Copy all the entries below exactly, but not the pictures.

# DATASET EXTRACT:
____

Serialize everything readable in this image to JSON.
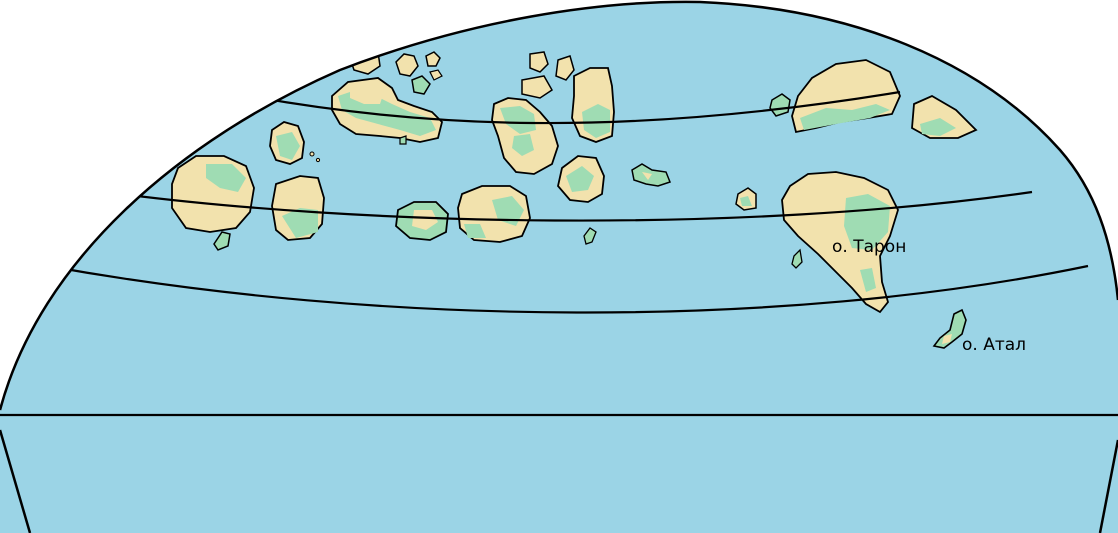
{
  "map": {
    "colors": {
      "ocean": "#9bd4e6",
      "land": "#f2e2ad",
      "lowland": "#9fdcb3",
      "border": "#000000",
      "background": "#ffffff"
    },
    "labels": {
      "taron": "о. Тарон",
      "atal": "о. Атал"
    }
  }
}
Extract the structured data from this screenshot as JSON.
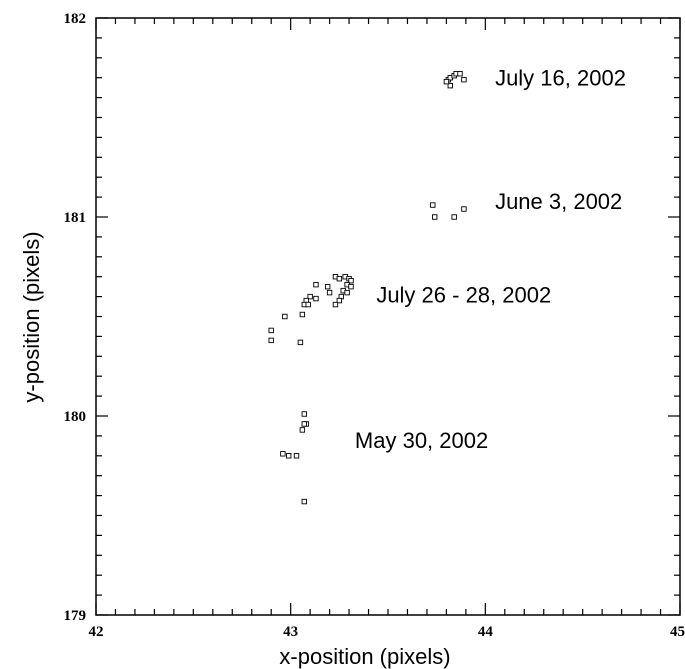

____

# IN RESPONSE:
Serialize everything readable in this image to JSON.
{
  "map": {
    "colors": {
      "ocean": "#9bd4e6",
      "land": "#f2e2ad",
      "lowland": "#9fdcb3",
      "border": "#000000",
      "background": "#ffffff"
    },
    "labels": {
      "taron": "о. Тарон",
      "atal": "о. Атал"
    }
  }
}
Extract the structured data from this screenshot as JSON.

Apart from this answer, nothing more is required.